● LIST OF TASKS
1 - Condense the paragraph beginning "Mr Seymour dealt with performance on the utilisation of funds" from the NSFAS annual report presentation into a short bulleted list that keeps its main facts.
2 - Pick up the text on the NSFAS annual report presentation where it stops, and continue it.

● DOCUMENT PASSAGE
════════════════

National Students Financial Aid Scheme (NSFAS) 2009/10 Annual Report presentation
Mr Ashley Seymour, Chief Executive Officer, National Student Financial Aid Scheme, apologized for the absence of the Board Chairperson. The National Student Financial Aid Scheme (NSFAS) showed a strong balance sheet that incorporated a conservative impairment and provision for doubtful debt. It also reflected strong growth in bursary awards in 2009/10. NSFAS had received a disclaimer of opinion from the Auditor-General (A-G). This was a result of difficulties with the technical financial reporting requirements, limitations in the debtor management systems and processes, and limited financial skills and capacity within the organisation. This audit outcome was taken very seriously by the Board and management of NSFAS, who had adopted an audit improvement plan.

Mr Seymour outlined that NSFAS would, in terms of this improvement plan, have its finance function reorganised, as the dynamics of NSFAS were equal to those of a medium sized bank, with its increased loan book, and the reorganisation was intended to improve service delivery. Skills improvement was vital to achieve the goal. NSFAS was thus going through an extensive process to secure the kind of skills required, by appointing a number of key staff within the finance area. It had also initiated a data analysis and verification project, policy interventions, and was reviewing the awards administration processes with institutions and colleges. A new automated integrated system would be implemented to replace the legacy database platform, automated systematic validations, including validation of data inputs, would be done, an institutional support team of between three and five skilled individuals would be created, and a graduate development programme would be put into place.

Mr Seymour dealt with performance on the utilisation of funds, which had improved. Only 2% of funds available across all categories had not been used. This reflected the progress in initiatives implemented for monitoring and management of unutilised funds. There was also an improvement regarding the receipting and processing of loan agreement forms and bursary schedules, with 90% being received and 86% being processed. However, NSFAS had not performed up to target on disability funding, spending only 78% of its funds in this area, and needed to work on this. Over the last four years, however, the rand value spend on disability funding remained fairly consistent, and those funds not used here were re-allocated to other funding programmes. The loan book of NSFAS had grown over the past four years.

He presented the staff figures, saying that NSFAS staff consisted of 18% male and 82% female, with 52% Coloured, 44% African and 4% White staff.

Most funding was allocated to Gauteng, and the major field of study receiving funding was commerce.

Discussion
Co-Chairperson Ms Kubayi was disappointed that the Chairperson of the NSFAS Board was not present, nor that the presentation was not received on time by Members.

════════════════

● MATERIAL SHOWN
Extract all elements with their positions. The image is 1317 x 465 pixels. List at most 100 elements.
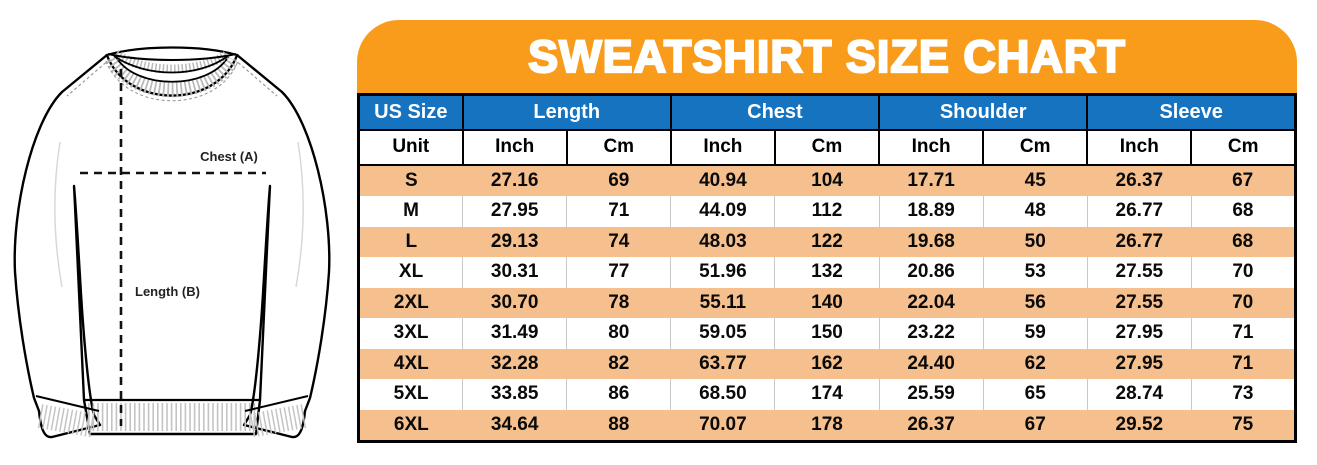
size-table-body: S 27.16 69 40.94 104 17.71 45 26.37 67 M 27.95 71 44…: [358, 164, 1296, 442]
left-sleeve-fold-line: [54, 141, 63, 288]
right-cuff-ribbing: [246, 404, 307, 438]
value-cell-6xl-2: 70.07: [670, 409, 775, 442]
value-cell-6xl-6: 29.52: [1087, 409, 1192, 442]
value-cell-2xl-3: 140: [774, 287, 880, 318]
back-collar-bottom-line: [113, 55, 229, 74]
value-cell-3xl-6: 27.95: [1086, 318, 1192, 349]
value-cell-s-5: 45: [983, 164, 1088, 196]
table-row-l: L 29.13 74 48.03 122 19.68 50 26.77 68: [358, 226, 1296, 257]
value-cell-2xl-4: 22.04: [879, 287, 984, 318]
table-row-2xl: 2XL 30.70 78 55.11 140 22.04 56 27.55 70: [358, 287, 1296, 318]
value-cell-s-0: 27.16: [462, 164, 567, 196]
value-cell-l-4: 19.68: [879, 226, 984, 257]
value-cell-xl-6: 27.55: [1086, 257, 1192, 288]
front-collar-ribbing: [105, 54, 239, 98]
value-cell-3xl-5: 59: [982, 318, 1088, 349]
table-row-5xl: 5XL 33.85 86 68.50 174 25.59 65 28.74 73: [358, 379, 1296, 410]
table-row-m: M 27.95 71 44.09 112 18.89 48 26.77 68: [358, 196, 1296, 227]
value-cell-m-4: 18.89: [878, 196, 984, 227]
chart-title: SWEATSHIRT SIZE CHART: [527, 29, 1126, 82]
value-cell-xl-3: 132: [774, 257, 880, 288]
length-measure-label: Length (B): [135, 284, 200, 299]
sweatshirt-diagram: Chest (A) Length (B): [4, 12, 354, 457]
value-cell-m-5: 48: [982, 196, 1088, 227]
column-group-us-size: US Size: [357, 93, 464, 131]
value-cell-m-1: 71: [566, 196, 671, 227]
left-cuff-ribbing: [37, 404, 98, 438]
left-cuff-top-line: [35, 395, 100, 412]
right-sleeve-fold-line: [295, 141, 304, 288]
table-row-xl: XL 30.31 77 51.96 132 20.86 53 27.55 70: [358, 257, 1296, 288]
value-cell-xl-5: 53: [982, 257, 1088, 288]
value-cell-3xl-2: 59.05: [670, 318, 775, 349]
value-cell-6xl-0: 34.64: [462, 409, 567, 442]
value-cell-xl-7: 70: [1190, 257, 1296, 288]
value-cell-m-2: 44.09: [670, 196, 775, 227]
sweatshirt-silhouette: [13, 53, 331, 439]
value-cell-s-4: 17.71: [879, 164, 984, 196]
size-cell-2xl: 2XL: [358, 287, 463, 318]
value-cell-3xl-4: 23.22: [878, 318, 984, 349]
value-cell-s-6: 26.37: [1087, 164, 1192, 196]
value-cell-5xl-6: 28.74: [1086, 379, 1192, 410]
column-group-row: US Size Length Chest Shoulder Sleeve: [357, 93, 1297, 131]
unit-cell-0: Unit: [357, 128, 464, 166]
value-cell-5xl-5: 65: [982, 379, 1088, 410]
value-cell-m-6: 26.77: [1086, 196, 1192, 227]
sweatshirt-outline-svg: Chest (A) Length (B): [13, 46, 331, 439]
value-cell-6xl-7: 75: [1191, 409, 1296, 442]
value-cell-2xl-0: 30.70: [462, 287, 567, 318]
value-cell-l-0: 29.13: [462, 226, 567, 257]
table-row-s: S 27.16 69 40.94 104 17.71 45 26.37 67: [358, 164, 1296, 196]
unit-cell-3: Inch: [669, 128, 776, 166]
size-cell-5xl: 5XL: [358, 379, 463, 410]
value-cell-6xl-1: 88: [566, 409, 671, 442]
collar-stitch-line: [105, 60, 239, 102]
unit-cell-4: Cm: [773, 128, 881, 166]
value-cell-4xl-2: 63.77: [670, 348, 775, 379]
value-cell-2xl-1: 78: [566, 287, 671, 318]
value-cell-5xl-2: 68.50: [670, 379, 775, 410]
table-row-6xl: 6XL 34.64 88 70.07 178 26.37 67 29.52 75: [358, 409, 1296, 442]
value-cell-l-5: 50: [983, 226, 1088, 257]
value-cell-5xl-7: 73: [1190, 379, 1296, 410]
left-shoulder-seam: [66, 58, 111, 97]
size-cell-s: S: [358, 164, 463, 196]
value-cell-4xl-0: 32.28: [462, 348, 567, 379]
size-chart-panel: SWEATSHIRT SIZE CHART US Size Length Chest…: [357, 20, 1297, 443]
value-cell-s-3: 104: [774, 164, 880, 196]
size-cell-4xl: 4XL: [358, 348, 463, 379]
size-cell-6xl: 6XL: [358, 409, 463, 442]
value-cell-4xl-6: 27.95: [1087, 348, 1192, 379]
value-cell-l-6: 26.77: [1087, 226, 1192, 257]
value-cell-4xl-3: 162: [774, 348, 880, 379]
value-cell-6xl-3: 178: [774, 409, 880, 442]
value-cell-s-7: 67: [1191, 164, 1296, 196]
value-cell-m-0: 27.95: [462, 196, 567, 227]
value-cell-m-7: 68: [1190, 196, 1296, 227]
back-collar-top-line: [107, 53, 237, 61]
unit-cell-5: Inch: [878, 128, 985, 166]
value-cell-2xl-6: 27.55: [1087, 287, 1192, 318]
chest-measure-label: Chest (A): [200, 149, 258, 164]
value-cell-5xl-1: 86: [566, 379, 671, 410]
value-cell-l-3: 122: [774, 226, 880, 257]
value-cell-5xl-3: 174: [774, 379, 880, 410]
value-cell-3xl-1: 80: [566, 318, 671, 349]
chart-title-banner: SWEATSHIRT SIZE CHART: [357, 20, 1297, 93]
value-cell-2xl-5: 56: [983, 287, 1088, 318]
right-cuff-top-line: [244, 395, 309, 412]
size-cell-3xl: 3XL: [358, 318, 463, 349]
unit-cell-1: Inch: [461, 128, 568, 166]
value-cell-4xl-4: 24.40: [879, 348, 984, 379]
value-cell-l-2: 48.03: [670, 226, 775, 257]
column-group-sleeve: Sleeve: [1086, 93, 1297, 131]
value-cell-6xl-5: 67: [983, 409, 1088, 442]
value-cell-3xl-3: 150: [774, 318, 880, 349]
unit-cell-7: Inch: [1086, 128, 1193, 166]
table-row-4xl: 4XL 32.28 82 63.77 162 24.40 62 27.95 71: [358, 348, 1296, 379]
table-row-3xl: 3XL 31.49 80 59.05 150 23.22 59 27.95 71: [358, 318, 1296, 349]
value-cell-4xl-7: 71: [1191, 348, 1296, 379]
value-cell-xl-1: 77: [566, 257, 671, 288]
value-cell-5xl-4: 25.59: [878, 379, 984, 410]
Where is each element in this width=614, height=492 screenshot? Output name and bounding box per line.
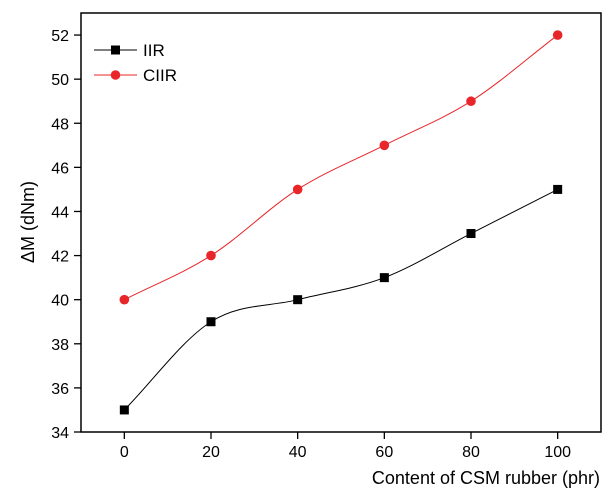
x-tick-label: 40 xyxy=(289,444,307,461)
data-point-iir xyxy=(466,229,476,239)
series-line-ciir xyxy=(124,34,558,301)
x-tick-label: 100 xyxy=(544,444,571,461)
data-point-ciir xyxy=(379,140,390,151)
y-tick-label: 46 xyxy=(51,160,69,177)
legend-marker-ciir xyxy=(110,70,121,80)
y-axis-ticks: 34 36 38 40 42 44 46 48 50 52 xyxy=(51,28,81,442)
y-tick-label: 50 xyxy=(51,72,69,89)
y-tick-label: 52 xyxy=(51,28,69,45)
data-point-ciir xyxy=(552,30,563,40)
series-ciir xyxy=(119,30,563,305)
legend: IIR CIIR xyxy=(94,41,177,85)
data-point-iir xyxy=(293,295,303,305)
data-point-ciir xyxy=(119,294,130,305)
y-tick-label: 38 xyxy=(51,337,69,354)
data-point-iir xyxy=(379,273,389,283)
y-tick-label: 36 xyxy=(51,381,69,398)
series-line-iir xyxy=(123,188,558,411)
x-tick-label: 0 xyxy=(120,444,129,461)
y-axis-title: ΔM (dNm) xyxy=(18,181,38,263)
x-tick-label: 80 xyxy=(462,444,480,461)
series-layer xyxy=(119,30,563,415)
x-axis-title: Content of CSM rubber (phr) xyxy=(372,468,600,488)
data-point-iir xyxy=(119,405,129,415)
y-tick-label: 34 xyxy=(51,425,69,442)
legend-item-iir: IIR xyxy=(94,41,165,60)
legend-label-ciir: CIIR xyxy=(143,66,177,85)
legend-label-iir: IIR xyxy=(143,41,165,60)
x-axis-ticks: 0 20 40 60 80 100 xyxy=(120,432,571,461)
legend-item-ciir: CIIR xyxy=(94,66,177,85)
x-tick-label: 20 xyxy=(202,444,220,461)
data-point-ciir xyxy=(466,96,476,107)
data-point-ciir xyxy=(292,184,303,195)
series-iir xyxy=(119,184,563,415)
y-tick-label: 42 xyxy=(51,249,69,266)
y-tick-label: 44 xyxy=(51,204,69,221)
data-point-iir xyxy=(206,317,216,327)
data-point-iir xyxy=(553,184,563,194)
data-point-ciir xyxy=(206,250,216,261)
plot-frame xyxy=(80,12,602,433)
y-tick-label: 48 xyxy=(51,116,69,133)
y-tick-label: 40 xyxy=(51,293,69,310)
x-tick-label: 60 xyxy=(375,444,393,461)
legend-marker-iir xyxy=(111,45,120,55)
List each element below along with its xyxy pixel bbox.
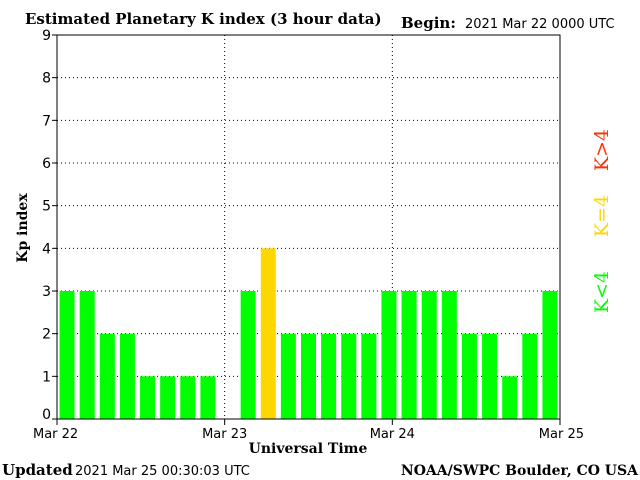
updated-value: 2021 Mar 25 00:30:03 UTC xyxy=(75,464,250,479)
bars xyxy=(59,248,558,419)
x-tick-label: Mar 24 xyxy=(370,427,415,442)
y-tick-label: 5 xyxy=(42,199,51,215)
kp-bar xyxy=(79,291,95,419)
y-axis-label: Kp index xyxy=(15,193,31,263)
kp-bar xyxy=(341,333,357,419)
y-tick-label: 0 xyxy=(42,407,51,423)
kp-bar xyxy=(180,376,196,419)
y-tick-label: 7 xyxy=(42,113,51,129)
kp-bar xyxy=(361,333,377,419)
kp-bar xyxy=(59,291,75,419)
x-axis-label: Universal Time xyxy=(249,441,368,457)
y-tick-label: 6 xyxy=(42,156,51,172)
kp-bar xyxy=(260,248,276,419)
kp-bar xyxy=(321,333,337,419)
legend-equal: K=4 xyxy=(591,195,613,237)
kp-bar xyxy=(99,333,115,419)
x-tick-label: Mar 22 xyxy=(33,427,78,442)
begin-value: 2021 Mar 22 0000 UTC xyxy=(465,17,615,32)
x-tick-label: Mar 25 xyxy=(539,427,584,442)
legend-low: K<4 xyxy=(591,271,613,313)
y-tick-label: 9 xyxy=(42,28,51,44)
kp-bar xyxy=(522,333,538,419)
kp-bar xyxy=(482,333,498,419)
y-tick-label: 2 xyxy=(42,327,51,343)
kp-bar xyxy=(502,376,518,419)
kp-bar xyxy=(421,291,437,419)
kp-bar xyxy=(542,291,558,419)
kp-bar xyxy=(381,291,397,419)
legend-high: K>4 xyxy=(591,129,613,171)
chart-title: Estimated Planetary K index (3 hour data… xyxy=(25,10,382,28)
y-tick-label: 8 xyxy=(42,71,51,87)
kp-bar xyxy=(441,291,457,419)
kp-bar xyxy=(119,333,135,419)
kp-bar xyxy=(461,333,477,419)
kp-bar xyxy=(280,333,296,419)
kp-bar xyxy=(140,376,156,419)
kp-bar xyxy=(240,291,256,419)
y-ticks: 0 1 2 3 4 5 6 7 8 9 xyxy=(42,28,57,423)
kp-bar xyxy=(200,376,216,419)
x-ticks: Mar 22 Mar 23 Mar 24 Mar 25 xyxy=(33,419,584,442)
y-tick-label: 1 xyxy=(42,369,51,385)
updated-label: Updated xyxy=(2,461,73,479)
kp-bar xyxy=(160,376,176,419)
source-credit: NOAA/SWPC Boulder, CO USA xyxy=(401,463,639,479)
y-tick-label: 4 xyxy=(42,241,51,257)
y-tick-label: 3 xyxy=(42,284,51,300)
plot-frame xyxy=(56,34,561,420)
begin-label: Begin: xyxy=(401,14,456,32)
kp-bar xyxy=(301,333,316,419)
x-tick-label: Mar 23 xyxy=(202,427,247,442)
kp-bar xyxy=(401,291,417,419)
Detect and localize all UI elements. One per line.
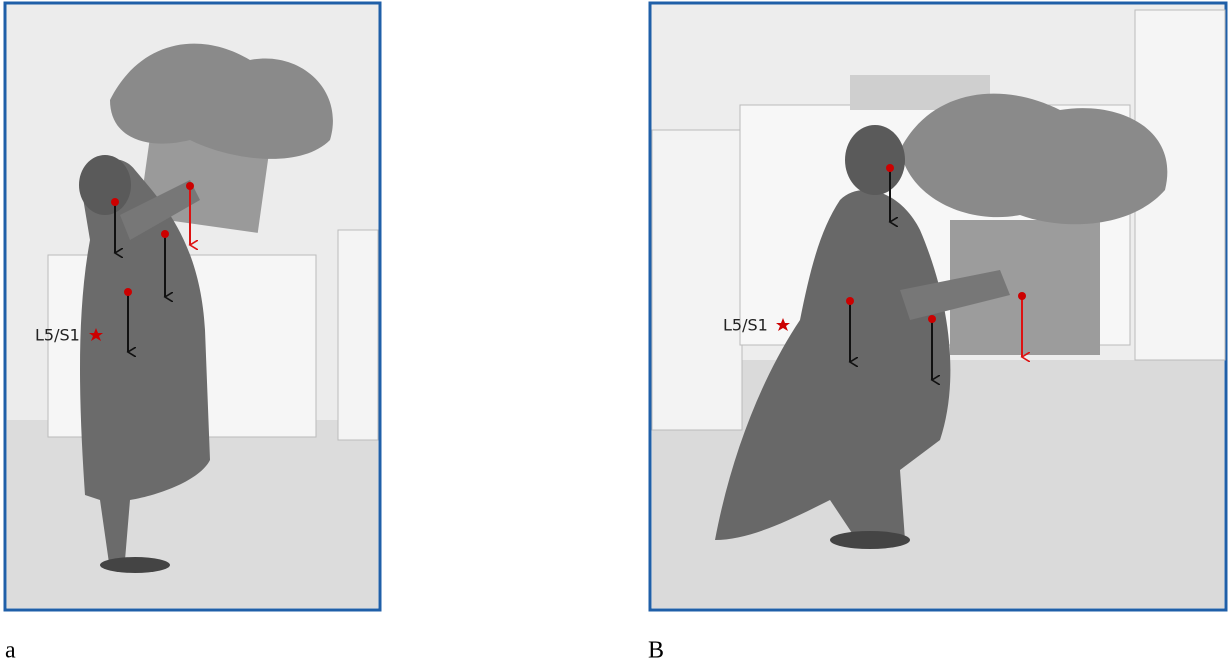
point [111,198,119,206]
point [124,288,132,296]
point [161,230,169,238]
caption: a [5,638,16,663]
joint-label: L5/S1 [35,326,80,345]
caption: B [648,638,664,663]
head [845,125,905,195]
point [846,297,854,305]
foot [100,557,170,573]
point [186,182,194,190]
point [928,315,936,323]
joint-label: L5/S1 [723,316,768,335]
point [886,164,894,172]
head [79,155,131,215]
bench [652,130,742,430]
figure: L5/S1 a L5/S1 B [0,0,1228,663]
panel-b: L5/S1 B [648,3,1226,663]
panel-a: L5/S1 a [5,3,380,663]
cabinet [338,230,378,440]
foot [830,531,910,549]
point [1018,292,1026,300]
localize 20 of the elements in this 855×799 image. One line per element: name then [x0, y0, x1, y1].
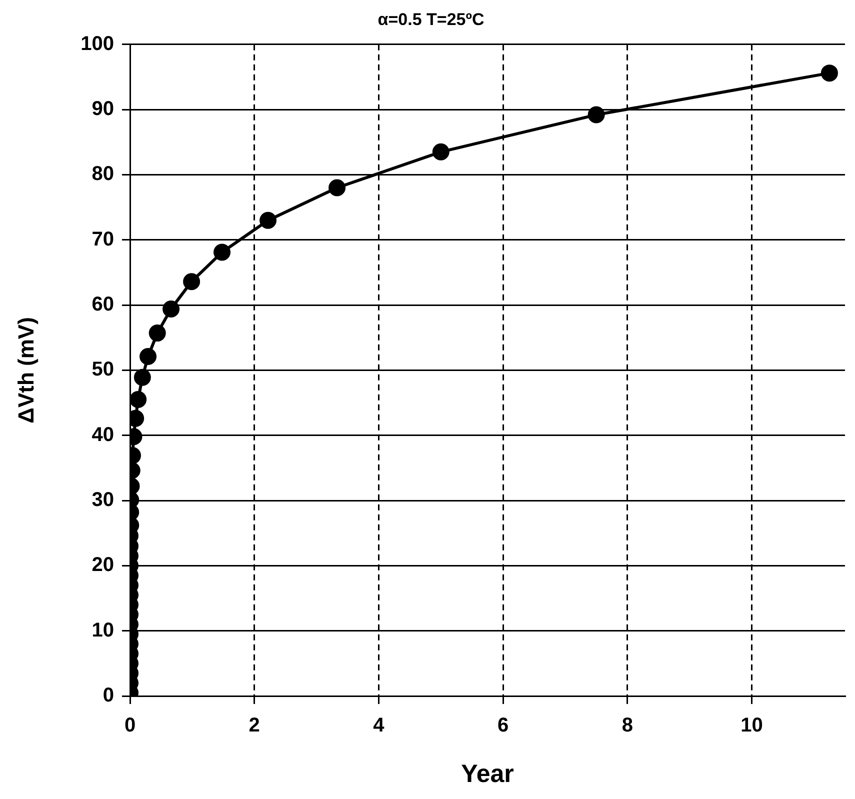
y-tick-label: 0	[102, 684, 114, 707]
x-tick-label: 2	[248, 714, 260, 737]
x-tick-label: 6	[497, 714, 509, 737]
y-tick-label: 90	[92, 98, 114, 120]
x-tick-label: 4	[373, 714, 386, 737]
x-axis-title: Year	[461, 760, 514, 788]
chart-title: α=0.5 T=25ºC	[378, 10, 484, 29]
y-tick-label: 70	[92, 228, 114, 250]
y-tick-label: 30	[92, 489, 114, 512]
x-tick-label: 8	[622, 714, 633, 737]
y-tick-label: 40	[92, 424, 114, 446]
x-tick-label: 0	[124, 714, 136, 737]
y-tick-label: 10	[92, 619, 114, 642]
y-tick-label: 80	[92, 163, 114, 186]
y-tick-label: 50	[92, 358, 114, 381]
y-tick-label: 100	[80, 32, 114, 55]
y-tick-label: 20	[92, 554, 114, 576]
y-tick-label: 60	[92, 294, 114, 316]
y-axis-title: ΔVth (mV)	[13, 317, 38, 424]
x-tick-label: 10	[740, 714, 763, 737]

════════════════

● RESPONSES
1 -
- Fund utilization improved: only 2% of available funds across all categories went unused, reflecting progress in monitoring and managing unutilized funds.
- Receipt and processing of loan agreement forms and bursary schedules improved: 90% were received and 86% processed.
- Disability funding fell short of target, with only 78% of funds spent; NSFAS needed to work on this.
- Over the last four years, rand value spending on disability funding stayed fairly consistent, and unused funds were reallocated to other funding programs.
- The NSFAS loan book grew over the past four years.

2 -
Ms Kubayi noted continuing concerns around management and auditing problems. NSFAS reflected on budgetary issues but had not explained irregular expenditure, and she thus requested a report on those areas commented upon by the A-G.

Mr Seymour apologized, and stated that he would touch on the issues of irregular expenditure that were tabled in 2009. NSFAS Board had condoned the irregular expenditure, and the Department had already made submissions to and requested condonation from National Treasury. The formal condonation was still awaited from National Treasury, and that was the condonation to which the A-G had referred.

Ms N Magazi (ANC) also expressed her dissatisfaction that the NSFAS documents were received late, which prevented the Committee from preparing itself fully to interrogate the presentation.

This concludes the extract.